#### [WORKING DATA]
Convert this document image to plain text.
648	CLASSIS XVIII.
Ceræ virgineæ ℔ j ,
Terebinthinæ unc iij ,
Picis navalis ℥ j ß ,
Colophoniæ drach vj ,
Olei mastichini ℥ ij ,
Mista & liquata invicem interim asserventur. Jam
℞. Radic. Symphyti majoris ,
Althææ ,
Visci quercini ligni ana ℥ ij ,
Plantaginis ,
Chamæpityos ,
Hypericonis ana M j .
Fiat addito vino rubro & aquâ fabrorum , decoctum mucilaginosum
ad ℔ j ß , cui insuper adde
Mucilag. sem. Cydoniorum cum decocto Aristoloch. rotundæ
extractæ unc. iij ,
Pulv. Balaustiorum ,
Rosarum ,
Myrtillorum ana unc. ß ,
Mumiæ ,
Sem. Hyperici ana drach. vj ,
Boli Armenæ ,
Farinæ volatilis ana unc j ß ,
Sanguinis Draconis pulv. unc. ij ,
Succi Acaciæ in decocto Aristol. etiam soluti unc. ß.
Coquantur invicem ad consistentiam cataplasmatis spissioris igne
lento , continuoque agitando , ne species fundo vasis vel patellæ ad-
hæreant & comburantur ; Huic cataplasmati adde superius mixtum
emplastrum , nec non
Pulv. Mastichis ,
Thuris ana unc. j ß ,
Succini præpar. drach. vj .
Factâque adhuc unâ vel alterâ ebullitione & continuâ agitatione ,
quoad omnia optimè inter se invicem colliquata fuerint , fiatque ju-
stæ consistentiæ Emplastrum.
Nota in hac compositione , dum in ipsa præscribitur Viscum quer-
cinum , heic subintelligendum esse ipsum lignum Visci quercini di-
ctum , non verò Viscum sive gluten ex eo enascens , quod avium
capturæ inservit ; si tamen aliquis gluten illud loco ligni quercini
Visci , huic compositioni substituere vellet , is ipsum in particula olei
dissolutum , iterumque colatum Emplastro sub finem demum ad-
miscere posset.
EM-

...

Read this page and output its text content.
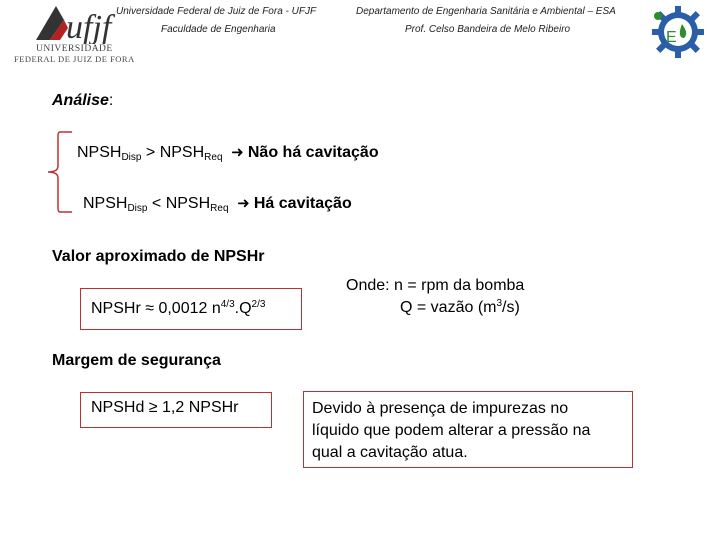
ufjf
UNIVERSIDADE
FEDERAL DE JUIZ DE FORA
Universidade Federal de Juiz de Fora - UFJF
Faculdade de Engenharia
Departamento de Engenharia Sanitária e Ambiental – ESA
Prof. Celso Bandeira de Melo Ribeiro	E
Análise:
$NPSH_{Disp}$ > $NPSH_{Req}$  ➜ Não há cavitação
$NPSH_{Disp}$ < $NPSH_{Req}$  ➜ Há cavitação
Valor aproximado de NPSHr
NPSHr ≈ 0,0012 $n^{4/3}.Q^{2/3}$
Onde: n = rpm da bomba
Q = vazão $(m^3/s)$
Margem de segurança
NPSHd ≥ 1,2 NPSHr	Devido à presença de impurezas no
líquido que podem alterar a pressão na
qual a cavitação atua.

* * *

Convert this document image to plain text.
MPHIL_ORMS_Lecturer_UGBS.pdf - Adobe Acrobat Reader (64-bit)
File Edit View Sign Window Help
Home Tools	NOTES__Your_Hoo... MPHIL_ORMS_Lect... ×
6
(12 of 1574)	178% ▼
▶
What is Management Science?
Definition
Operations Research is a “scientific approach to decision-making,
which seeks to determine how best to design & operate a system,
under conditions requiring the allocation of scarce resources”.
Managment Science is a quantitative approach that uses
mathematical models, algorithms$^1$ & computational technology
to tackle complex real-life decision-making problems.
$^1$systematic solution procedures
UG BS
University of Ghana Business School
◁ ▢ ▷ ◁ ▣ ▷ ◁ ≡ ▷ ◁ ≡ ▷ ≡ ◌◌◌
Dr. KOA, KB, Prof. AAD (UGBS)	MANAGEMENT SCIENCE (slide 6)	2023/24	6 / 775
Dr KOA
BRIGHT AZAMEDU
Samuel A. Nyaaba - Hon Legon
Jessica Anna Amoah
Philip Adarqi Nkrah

#### [EXERCISE]
Look through the entries and return every line where "ligni" appears.

#### [SOLUTION TO THE EXERCISE]
Visci quercini ligni ana ℥ ij ,
capturæ inservit ; si tamen aliquis gluten illud loco ligni quercini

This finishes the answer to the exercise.